[WHAT THE TASK ASKS] Show all lines from the listing below that contain "name".

++++ GIVEN DATA

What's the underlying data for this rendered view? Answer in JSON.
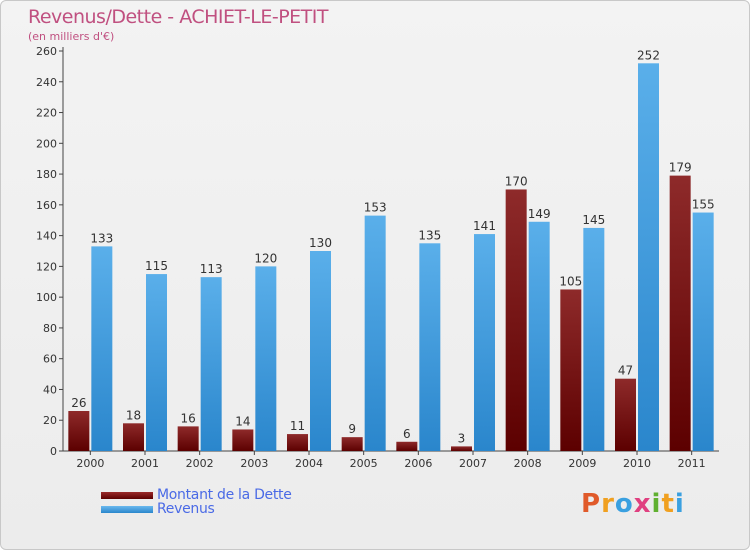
{
  "header": {
    "title": "Revenus/Dette - ACHIET-LE-PETIT",
    "subtitle": "(en milliers d'€)"
  },
  "legend": {
    "items": [
      {
        "label": "Montant de la Dette",
        "color": "#7a1010"
      },
      {
        "label": "Revenus",
        "color": "#4ea4e6"
      }
    ]
  },
  "brand": {
    "text": "Proxiti",
    "letters": [
      {
        "ch": "P",
        "color": "#e05a2a"
      },
      {
        "ch": "r",
        "color": "#f0a020"
      },
      {
        "ch": "o",
        "color": "#3aa0e0"
      },
      {
        "ch": "x",
        "color": "#e04080"
      },
      {
        "ch": "i",
        "color": "#60b030"
      },
      {
        "ch": "t",
        "color": "#f0a020"
      },
      {
        "ch": "i",
        "color": "#3aa0e0"
      }
    ]
  },
  "chart_data": {
    "type": "bar",
    "title": "Revenus/Dette - ACHIET-LE-PETIT",
    "ylabel": "(en milliers d'€)",
    "xlabel": "",
    "ylim": [
      0,
      260
    ],
    "yticks": [
      0,
      20,
      40,
      60,
      80,
      100,
      120,
      140,
      160,
      180,
      200,
      220,
      240,
      260
    ],
    "grid": false,
    "legend_position": "bottom-left",
    "categories": [
      "2000",
      "2001",
      "2002",
      "2003",
      "2004",
      "2005",
      "2006",
      "2007",
      "2008",
      "2009",
      "2010",
      "2011"
    ],
    "series": [
      {
        "name": "Montant de la Dette",
        "color": "#7a1010",
        "values": [
          26,
          18,
          16,
          14,
          11,
          9,
          6,
          3,
          170,
          105,
          47,
          179
        ]
      },
      {
        "name": "Revenus",
        "color": "#4ea4e6",
        "values": [
          133,
          115,
          113,
          120,
          130,
          153,
          135,
          141,
          149,
          145,
          252,
          155
        ]
      }
    ]
  }
}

++++++++

[RESULT FOR THIS TASK]
        "name": "Montant de la Dette",
        "name": "Revenus",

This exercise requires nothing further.